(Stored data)
══════════

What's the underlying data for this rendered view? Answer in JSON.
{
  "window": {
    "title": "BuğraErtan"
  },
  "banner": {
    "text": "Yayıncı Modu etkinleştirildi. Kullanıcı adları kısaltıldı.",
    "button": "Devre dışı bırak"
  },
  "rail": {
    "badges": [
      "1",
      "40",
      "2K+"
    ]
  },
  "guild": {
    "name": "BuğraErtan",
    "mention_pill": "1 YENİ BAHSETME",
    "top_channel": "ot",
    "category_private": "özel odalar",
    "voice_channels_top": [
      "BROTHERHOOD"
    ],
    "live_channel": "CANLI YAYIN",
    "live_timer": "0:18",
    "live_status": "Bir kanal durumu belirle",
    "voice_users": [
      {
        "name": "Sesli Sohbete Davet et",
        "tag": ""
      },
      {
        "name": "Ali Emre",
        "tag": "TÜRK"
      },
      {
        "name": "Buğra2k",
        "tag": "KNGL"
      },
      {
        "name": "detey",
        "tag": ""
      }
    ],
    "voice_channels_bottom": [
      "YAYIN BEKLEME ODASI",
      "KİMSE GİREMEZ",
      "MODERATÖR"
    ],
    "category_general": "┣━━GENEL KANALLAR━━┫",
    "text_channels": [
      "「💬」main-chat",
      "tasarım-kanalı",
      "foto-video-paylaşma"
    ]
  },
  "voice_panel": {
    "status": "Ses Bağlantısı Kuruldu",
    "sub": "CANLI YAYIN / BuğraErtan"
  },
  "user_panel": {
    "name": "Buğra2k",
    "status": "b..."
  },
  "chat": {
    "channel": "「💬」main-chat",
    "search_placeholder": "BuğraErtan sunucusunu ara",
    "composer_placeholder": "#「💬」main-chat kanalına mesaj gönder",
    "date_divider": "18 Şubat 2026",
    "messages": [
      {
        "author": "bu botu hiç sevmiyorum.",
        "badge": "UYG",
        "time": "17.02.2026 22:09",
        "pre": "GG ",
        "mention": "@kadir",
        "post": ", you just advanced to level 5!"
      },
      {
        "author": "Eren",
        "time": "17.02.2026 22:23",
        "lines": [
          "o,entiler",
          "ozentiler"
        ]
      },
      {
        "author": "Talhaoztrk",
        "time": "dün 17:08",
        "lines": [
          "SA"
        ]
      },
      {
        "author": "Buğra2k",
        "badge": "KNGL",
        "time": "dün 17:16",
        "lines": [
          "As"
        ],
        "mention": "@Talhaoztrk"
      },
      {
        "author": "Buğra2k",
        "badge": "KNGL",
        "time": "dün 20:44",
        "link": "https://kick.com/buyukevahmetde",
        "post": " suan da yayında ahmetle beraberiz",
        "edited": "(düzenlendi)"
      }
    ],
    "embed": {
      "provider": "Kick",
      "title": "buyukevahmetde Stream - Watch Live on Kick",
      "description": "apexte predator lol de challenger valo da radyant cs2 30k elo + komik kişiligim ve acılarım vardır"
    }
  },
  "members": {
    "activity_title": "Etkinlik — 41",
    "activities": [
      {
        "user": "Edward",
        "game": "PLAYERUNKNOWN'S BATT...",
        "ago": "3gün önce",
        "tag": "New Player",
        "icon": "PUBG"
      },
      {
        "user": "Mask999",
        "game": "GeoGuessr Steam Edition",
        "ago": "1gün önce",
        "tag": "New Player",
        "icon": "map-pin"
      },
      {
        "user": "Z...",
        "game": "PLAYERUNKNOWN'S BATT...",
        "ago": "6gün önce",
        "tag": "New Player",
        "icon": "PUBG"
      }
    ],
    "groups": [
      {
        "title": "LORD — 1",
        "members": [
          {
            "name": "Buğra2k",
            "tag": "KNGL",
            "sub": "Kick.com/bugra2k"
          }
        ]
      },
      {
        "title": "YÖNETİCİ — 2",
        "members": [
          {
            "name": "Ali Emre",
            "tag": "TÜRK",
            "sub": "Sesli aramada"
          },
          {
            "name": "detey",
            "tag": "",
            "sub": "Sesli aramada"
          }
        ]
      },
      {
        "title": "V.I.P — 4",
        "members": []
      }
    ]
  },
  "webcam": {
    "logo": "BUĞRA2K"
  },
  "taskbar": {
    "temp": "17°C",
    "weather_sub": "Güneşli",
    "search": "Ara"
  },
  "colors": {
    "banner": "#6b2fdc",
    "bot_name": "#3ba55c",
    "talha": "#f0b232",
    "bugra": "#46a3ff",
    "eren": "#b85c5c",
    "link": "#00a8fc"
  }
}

══════════

## Required task
From the records above, extract each line exactly as shown.

## Written answer
What's the underlying data for this rendered view? Answer in JSON.
{
  "window": {
    "title": "BuğraErtan"
  },
  "banner": {
    "text": "Yayıncı Modu etkinleştirildi. Kullanıcı adları kısaltıldı.",
    "button": "Devre dışı bırak"
  },
  "rail": {
    "badges": [
      "1",
      "40",
      "2K+"
    ]
  },
  "guild": {
    "name": "BuğraErtan",
    "mention_pill": "1 YENİ BAHSETME",
    "top_channel": "ot",
    "category_private": "özel odalar",
    "voice_channels_top": [
      "BROTHERHOOD"
    ],
    "live_channel": "CANLI YAYIN",
    "live_timer": "0:18",
    "live_status": "Bir kanal durumu belirle",
    "voice_users": [
      {
        "name": "Sesli Sohbete Davet et",
        "tag": ""
      },
      {
        "name": "Ali Emre",
        "tag": "TÜRK"
      },
      {
        "name": "Buğra2k",
        "tag": "KNGL"
      },
      {
        "name": "detey",
        "tag": ""
      }
    ],
    "voice_channels_bottom": [
      "YAYIN BEKLEME ODASI",
      "KİMSE GİREMEZ",
      "MODERATÖR"
    ],
    "category_general": "┣━━GENEL KANALLAR━━┫",
    "text_channels": [
      "「💬」main-chat",
      "tasarım-kanalı",
      "foto-video-paylaşma"
    ]
  },
  "voice_panel": {
    "status": "Ses Bağlantısı Kuruldu",
    "sub": "CANLI YAYIN / BuğraErtan"
  },
  "user_panel": {
    "name": "Buğra2k",
    "status": "b..."
  },
  "chat": {
    "channel": "「💬」main-chat",
    "search_placeholder": "BuğraErtan sunucusunu ara",
    "composer_placeholder": "#「💬」main-chat kanalına mesaj gönder",
    "date_divider": "18 Şubat 2026",
    "messages": [
      {
        "author": "bu botu hiç sevmiyorum.",
        "badge": "UYG",
        "time": "17.02.2026 22:09",
        "pre": "GG ",
        "mention": "@kadir",
        "post": ", you just advanced to level 5!"
      },
      {
        "author": "Eren",
        "time": "17.02.2026 22:23",
        "lines": [
          "o,entiler",
          "ozentiler"
        ]
      },
      {
        "author": "Talhaoztrk",
        "time": "dün 17:08",
        "lines": [
          "SA"
        ]
      },
      {
        "author": "Buğra2k",
        "badge": "KNGL",
        "time": "dün 17:16",
        "lines": [
          "As"
        ],
        "mention": "@Talhaoztrk"
      },
      {
        "author": "Buğra2k",
        "badge": "KNGL",
        "time": "dün 20:44",
        "link": "https://kick.com/buyukevahmetde",
        "post": " suan da yayında ahmetle beraberiz",
        "edited": "(düzenlendi)"
      }
    ],
    "embed": {
      "provider": "Kick",
      "title": "buyukevahmetde Stream - Watch Live on Kick",
      "description": "apexte predator lol de challenger valo da radyant cs2 30k elo + komik kişiligim ve acılarım vardır"
    }
  },
  "members": {
    "activity_title": "Etkinlik — 41",
    "activities": [
      {
        "user": "Edward",
        "game": "PLAYERUNKNOWN'S BATT...",
        "ago": "3gün önce",
        "tag": "New Player",
        "icon": "PUBG"
      },
      {
        "user": "Mask999",
        "game": "GeoGuessr Steam Edition",
        "ago": "1gün önce",
        "tag": "New Player",
        "icon": "map-pin"
      },
      {
        "user": "Z...",
        "game": "PLAYERUNKNOWN'S BATT...",
        "ago": "6gün önce",
        "tag": "New Player",
        "icon": "PUBG"
      }
    ],
    "groups": [
      {
        "title": "LORD — 1",
        "members": [
          {
            "name": "Buğra2k",
            "tag": "KNGL",
            "sub": "Kick.com/bugra2k"
          }
        ]
      },
      {
        "title": "YÖNETİCİ — 2",
        "members": [
          {
            "name": "Ali Emre",
            "tag": "TÜRK",
            "sub": "Sesli aramada"
          },
          {
            "name": "detey",
            "tag": "",
            "sub": "Sesli aramada"
          }
        ]
      },
      {
        "title": "V.I.P — 4",
        "members": []
      }
    ]
  },
  "webcam": {
    "logo": "BUĞRA2K"
  },
  "taskbar": {
    "temp": "17°C",
    "weather_sub": "Güneşli",
    "search": "Ara"
  },
  "colors": {
    "banner": "#6b2fdc",
    "bot_name": "#3ba55c",
    "talha": "#f0b232",
    "bugra": "#46a3ff",
    "eren": "#b85c5c",
    "link": "#00a8fc"
  }
}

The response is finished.